Durant cette campagne de sensibilisation, plusieurs hommes se laissent pousser la moustache, devenue le symbole de Movember.

La campagne de sensibilisation Movember est en cours

MONTRÉAL — Les hommes meurent en moyenne six ans avant les femmes, et comme le rappelle la Fondation Movember, c’est en grande partie parce qu’ils ne se soucient pas suffisamment de leur santé physique et mentale.

L’événement de sensibilisation Movember se tient pendant tout le mois de novembre pour inciter les hommes à «consulter».

Les statistiques sont saisissantes: un homme sur sept sera atteint d’un cancer de la prostate au cours de sa vie - un homme sur deux recevra un diagnostic de cancer - trois suicides sur quatre sont commis par des hommes.

Selon le président de la Fondation Movember, Owen Sharp, ces données démontrent sans équivoque que la santé masculine vit une crise.

Durant cette campagne de sensibilisation, plusieurs hommes se laissent pousser la moustache, devenue le symbole de Movember.

PAS DE COMMENTAIRES SUR LE POIDS CETTE SEMAINE

L’organisme ÉquiLibre lance sa campagne annuelle «Le poids? Sans commentaire!».

Du 13 au 17 novembre, ÉquiLibre tentera de sensibiliser la population à l’omniprésence des commentaires sur le poids dans la société ainsi qu’aux conséquences négatives qu’ils peuvent entraîner.

Dans le cadre de cette initiative, l’organisme a conçu un outil de sensibilisation ainsi qu’un atelier d’apprentissage qui permettent de mettre en application des conseils pratiques. Ces ressources sont disponibles sur le web.

«Les commentaires que nous passons sur notre propre corps sont souvent les plus durs et les plus dommageables», selon ÉquiLibre. Ce type de discours intérieur entraîne très souvent des émotions négatives et affecte l’estime personnelle. Il peut aussi mener à des comportements nuisibles, comme s’isoler socialement, camoufler certaines parties de son corps, ou se lancer dans une série de régimes amaigrissants.

L’objectif de la campagne cette année est d’inviter les gens à parler autrement de leur corps, et ce, de manière «bienveillante et plus douce».

__Explorer le document__.
1. Recopiez mot pour mot le passage de l'article sur les campagnes de sensibilisation, de «PAS DE COMMENTAIRES» à «sur le web.».
2. Énumérez les comportements nuisibles auxquels, selon l'article sur les campagnes de sensibilisation, le discours intérieur sur son propre corps peut mener.
3. D'après l'article sur les campagnes de sensibilisation, qui préside la Fondation Movember ?

__Données à analyser__.
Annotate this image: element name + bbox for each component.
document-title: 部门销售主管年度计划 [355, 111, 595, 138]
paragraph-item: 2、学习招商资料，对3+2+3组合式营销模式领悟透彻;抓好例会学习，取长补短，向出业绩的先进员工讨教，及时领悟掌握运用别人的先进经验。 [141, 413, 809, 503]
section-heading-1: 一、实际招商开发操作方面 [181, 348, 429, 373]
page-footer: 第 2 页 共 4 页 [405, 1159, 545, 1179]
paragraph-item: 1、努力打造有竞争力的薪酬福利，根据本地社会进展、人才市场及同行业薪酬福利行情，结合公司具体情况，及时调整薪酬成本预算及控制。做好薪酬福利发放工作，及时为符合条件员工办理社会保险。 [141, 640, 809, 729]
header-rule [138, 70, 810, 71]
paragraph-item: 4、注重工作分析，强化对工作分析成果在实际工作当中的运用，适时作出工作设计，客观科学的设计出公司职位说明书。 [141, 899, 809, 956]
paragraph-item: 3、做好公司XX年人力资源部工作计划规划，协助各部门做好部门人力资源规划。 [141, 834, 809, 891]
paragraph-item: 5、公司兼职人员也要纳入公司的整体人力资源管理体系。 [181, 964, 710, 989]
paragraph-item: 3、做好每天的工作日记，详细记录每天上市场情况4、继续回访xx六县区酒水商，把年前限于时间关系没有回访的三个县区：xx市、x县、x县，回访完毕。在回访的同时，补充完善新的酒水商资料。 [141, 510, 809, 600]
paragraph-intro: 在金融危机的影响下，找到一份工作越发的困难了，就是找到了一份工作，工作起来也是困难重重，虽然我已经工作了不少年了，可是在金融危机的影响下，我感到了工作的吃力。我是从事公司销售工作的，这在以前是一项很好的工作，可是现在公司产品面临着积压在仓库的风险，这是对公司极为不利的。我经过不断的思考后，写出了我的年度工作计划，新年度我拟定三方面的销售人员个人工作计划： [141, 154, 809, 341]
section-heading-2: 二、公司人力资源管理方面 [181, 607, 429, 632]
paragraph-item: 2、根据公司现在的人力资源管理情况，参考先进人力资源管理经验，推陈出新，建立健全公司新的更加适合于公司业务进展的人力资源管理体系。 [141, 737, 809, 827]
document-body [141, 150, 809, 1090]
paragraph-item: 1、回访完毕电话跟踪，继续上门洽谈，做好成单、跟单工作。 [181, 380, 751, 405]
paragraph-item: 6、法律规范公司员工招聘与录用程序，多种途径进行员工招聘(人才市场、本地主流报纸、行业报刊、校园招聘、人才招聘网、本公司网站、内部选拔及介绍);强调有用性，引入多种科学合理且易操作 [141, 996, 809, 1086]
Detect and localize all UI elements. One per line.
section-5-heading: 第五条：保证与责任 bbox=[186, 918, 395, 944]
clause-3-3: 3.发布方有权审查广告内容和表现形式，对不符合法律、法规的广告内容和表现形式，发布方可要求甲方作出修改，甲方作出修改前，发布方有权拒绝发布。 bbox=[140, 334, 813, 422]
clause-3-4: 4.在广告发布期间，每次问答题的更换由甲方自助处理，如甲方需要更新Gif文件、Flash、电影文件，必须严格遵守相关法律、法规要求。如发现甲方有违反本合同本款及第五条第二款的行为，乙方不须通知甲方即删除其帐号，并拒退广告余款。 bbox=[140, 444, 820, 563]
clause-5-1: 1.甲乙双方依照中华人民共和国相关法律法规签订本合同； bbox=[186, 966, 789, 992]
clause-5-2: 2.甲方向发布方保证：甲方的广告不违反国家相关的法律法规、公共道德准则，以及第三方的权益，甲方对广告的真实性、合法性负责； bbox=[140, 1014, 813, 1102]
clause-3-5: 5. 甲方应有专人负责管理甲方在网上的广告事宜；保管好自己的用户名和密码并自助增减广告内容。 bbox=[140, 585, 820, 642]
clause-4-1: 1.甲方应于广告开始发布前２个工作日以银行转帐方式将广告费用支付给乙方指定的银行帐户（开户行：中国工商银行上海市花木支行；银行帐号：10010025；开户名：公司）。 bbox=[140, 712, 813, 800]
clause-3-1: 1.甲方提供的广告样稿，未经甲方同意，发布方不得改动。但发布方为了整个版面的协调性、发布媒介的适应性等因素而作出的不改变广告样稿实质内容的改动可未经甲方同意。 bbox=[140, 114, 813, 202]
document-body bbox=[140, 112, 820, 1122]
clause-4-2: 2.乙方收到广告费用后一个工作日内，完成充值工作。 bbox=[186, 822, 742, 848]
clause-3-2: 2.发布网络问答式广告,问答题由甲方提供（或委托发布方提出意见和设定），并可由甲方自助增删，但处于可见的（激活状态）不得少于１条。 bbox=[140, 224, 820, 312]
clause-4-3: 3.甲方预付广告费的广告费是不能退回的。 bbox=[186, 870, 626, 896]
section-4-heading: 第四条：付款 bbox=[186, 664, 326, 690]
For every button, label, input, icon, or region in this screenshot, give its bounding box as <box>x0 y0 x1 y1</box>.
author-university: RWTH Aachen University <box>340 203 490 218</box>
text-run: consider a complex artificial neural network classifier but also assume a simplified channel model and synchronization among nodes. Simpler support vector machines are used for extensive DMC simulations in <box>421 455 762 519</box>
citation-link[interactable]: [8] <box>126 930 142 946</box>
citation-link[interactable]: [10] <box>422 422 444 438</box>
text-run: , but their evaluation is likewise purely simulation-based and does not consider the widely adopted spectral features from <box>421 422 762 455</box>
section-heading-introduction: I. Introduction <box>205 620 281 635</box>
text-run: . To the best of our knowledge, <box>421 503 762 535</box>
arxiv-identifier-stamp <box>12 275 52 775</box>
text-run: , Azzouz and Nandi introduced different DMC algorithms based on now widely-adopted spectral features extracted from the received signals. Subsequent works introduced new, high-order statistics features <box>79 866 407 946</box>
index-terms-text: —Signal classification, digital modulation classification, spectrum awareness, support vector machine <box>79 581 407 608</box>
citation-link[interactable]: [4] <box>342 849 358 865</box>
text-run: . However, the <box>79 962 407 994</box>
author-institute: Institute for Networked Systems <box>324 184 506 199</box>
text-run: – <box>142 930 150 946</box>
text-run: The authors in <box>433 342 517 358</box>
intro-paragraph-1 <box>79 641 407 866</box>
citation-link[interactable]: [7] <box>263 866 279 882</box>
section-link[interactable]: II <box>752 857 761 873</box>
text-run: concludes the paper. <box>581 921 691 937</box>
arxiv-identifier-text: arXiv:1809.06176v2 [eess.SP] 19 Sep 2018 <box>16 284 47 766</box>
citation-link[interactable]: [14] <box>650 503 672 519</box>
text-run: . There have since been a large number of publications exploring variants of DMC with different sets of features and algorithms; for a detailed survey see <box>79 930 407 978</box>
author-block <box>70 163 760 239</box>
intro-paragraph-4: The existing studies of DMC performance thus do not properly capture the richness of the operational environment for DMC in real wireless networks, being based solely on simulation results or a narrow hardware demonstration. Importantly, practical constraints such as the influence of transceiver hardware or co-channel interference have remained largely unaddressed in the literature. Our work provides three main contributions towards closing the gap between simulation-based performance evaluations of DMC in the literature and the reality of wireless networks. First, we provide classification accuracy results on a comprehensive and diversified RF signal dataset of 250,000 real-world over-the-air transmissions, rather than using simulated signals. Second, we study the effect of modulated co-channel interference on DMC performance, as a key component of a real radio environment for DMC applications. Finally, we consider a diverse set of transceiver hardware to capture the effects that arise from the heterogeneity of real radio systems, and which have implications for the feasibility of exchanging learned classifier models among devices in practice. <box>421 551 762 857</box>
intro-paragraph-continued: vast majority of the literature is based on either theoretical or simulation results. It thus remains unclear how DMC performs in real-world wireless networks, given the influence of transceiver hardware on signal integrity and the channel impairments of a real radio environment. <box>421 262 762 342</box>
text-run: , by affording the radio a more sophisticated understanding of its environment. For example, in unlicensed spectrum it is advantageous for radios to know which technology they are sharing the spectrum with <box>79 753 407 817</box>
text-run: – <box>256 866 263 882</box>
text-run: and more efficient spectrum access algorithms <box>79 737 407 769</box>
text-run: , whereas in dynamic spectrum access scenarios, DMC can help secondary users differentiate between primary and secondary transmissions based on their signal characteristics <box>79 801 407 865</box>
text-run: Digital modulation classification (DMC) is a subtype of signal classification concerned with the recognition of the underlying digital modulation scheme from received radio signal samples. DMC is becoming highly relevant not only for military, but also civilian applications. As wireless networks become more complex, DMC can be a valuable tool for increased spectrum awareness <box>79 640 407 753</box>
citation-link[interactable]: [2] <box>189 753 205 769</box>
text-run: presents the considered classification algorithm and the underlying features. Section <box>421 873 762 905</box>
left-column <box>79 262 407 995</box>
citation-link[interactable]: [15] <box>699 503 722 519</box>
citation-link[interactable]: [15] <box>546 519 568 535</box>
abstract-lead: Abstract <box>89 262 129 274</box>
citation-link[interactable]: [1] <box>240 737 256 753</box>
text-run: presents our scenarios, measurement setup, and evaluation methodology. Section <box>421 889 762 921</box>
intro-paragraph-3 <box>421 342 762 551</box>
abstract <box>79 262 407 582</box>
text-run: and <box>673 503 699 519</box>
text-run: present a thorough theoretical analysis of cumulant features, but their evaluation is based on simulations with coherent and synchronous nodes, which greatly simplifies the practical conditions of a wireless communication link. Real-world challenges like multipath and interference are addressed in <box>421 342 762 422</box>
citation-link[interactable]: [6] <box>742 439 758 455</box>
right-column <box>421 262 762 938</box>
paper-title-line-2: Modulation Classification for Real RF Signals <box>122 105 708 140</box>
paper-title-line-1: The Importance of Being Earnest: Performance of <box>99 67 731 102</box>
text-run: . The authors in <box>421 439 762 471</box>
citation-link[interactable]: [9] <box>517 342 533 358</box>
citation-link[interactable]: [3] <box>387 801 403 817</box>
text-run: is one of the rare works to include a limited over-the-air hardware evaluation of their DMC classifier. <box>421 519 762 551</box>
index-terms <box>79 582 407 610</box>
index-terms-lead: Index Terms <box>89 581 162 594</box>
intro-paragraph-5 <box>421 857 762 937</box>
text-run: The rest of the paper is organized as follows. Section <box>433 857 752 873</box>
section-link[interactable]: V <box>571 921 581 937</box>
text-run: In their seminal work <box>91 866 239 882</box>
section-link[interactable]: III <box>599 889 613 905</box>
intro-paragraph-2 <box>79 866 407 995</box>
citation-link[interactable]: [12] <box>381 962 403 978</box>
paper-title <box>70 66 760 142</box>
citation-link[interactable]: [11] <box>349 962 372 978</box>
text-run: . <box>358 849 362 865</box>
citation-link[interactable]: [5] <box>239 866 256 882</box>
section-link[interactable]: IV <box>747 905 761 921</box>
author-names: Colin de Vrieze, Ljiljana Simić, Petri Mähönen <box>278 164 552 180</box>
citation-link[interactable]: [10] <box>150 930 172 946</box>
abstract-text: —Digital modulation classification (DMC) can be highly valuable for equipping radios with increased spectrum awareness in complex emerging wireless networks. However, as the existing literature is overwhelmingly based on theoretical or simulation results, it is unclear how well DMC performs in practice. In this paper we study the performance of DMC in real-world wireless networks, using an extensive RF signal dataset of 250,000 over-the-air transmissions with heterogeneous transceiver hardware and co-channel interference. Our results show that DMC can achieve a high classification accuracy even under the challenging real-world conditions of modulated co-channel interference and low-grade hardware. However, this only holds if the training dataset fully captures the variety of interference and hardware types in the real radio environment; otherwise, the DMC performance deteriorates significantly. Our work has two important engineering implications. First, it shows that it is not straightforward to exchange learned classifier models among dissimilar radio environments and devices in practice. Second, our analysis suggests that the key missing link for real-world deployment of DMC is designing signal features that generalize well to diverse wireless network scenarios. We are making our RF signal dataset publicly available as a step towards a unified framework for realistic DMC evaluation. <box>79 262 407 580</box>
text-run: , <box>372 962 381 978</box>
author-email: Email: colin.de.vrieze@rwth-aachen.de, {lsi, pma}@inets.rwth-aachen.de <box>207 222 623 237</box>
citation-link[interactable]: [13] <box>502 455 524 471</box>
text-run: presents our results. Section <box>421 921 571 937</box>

__Corrigé des tâches__.
1.
PAS DE COMMENTAIRES SUR LE POIDS CETTE SEMAINE

L’organisme ÉquiLibre lance sa campagne annuelle «Le poids? Sans commentaire!».

Du 13 au 17 novembre, ÉquiLibre tentera de sensibiliser la population à l’omniprésence des commentaires sur le poids dans la société ainsi qu’aux conséquences négatives qu’ils peuvent entraîner.

Dans le cadre de cette initiative, l’organisme a conçu un outil de sensibilisation ainsi qu’un atelier d’apprentissage qui permettent de mettre en application des conseils pratiques. Ces ressources sont disponibles sur le web.

2. S'isoler socialement, camoufler certaines parties de son corps et se lancer dans une série de régimes amaigrissants.

3. Owen Sharp.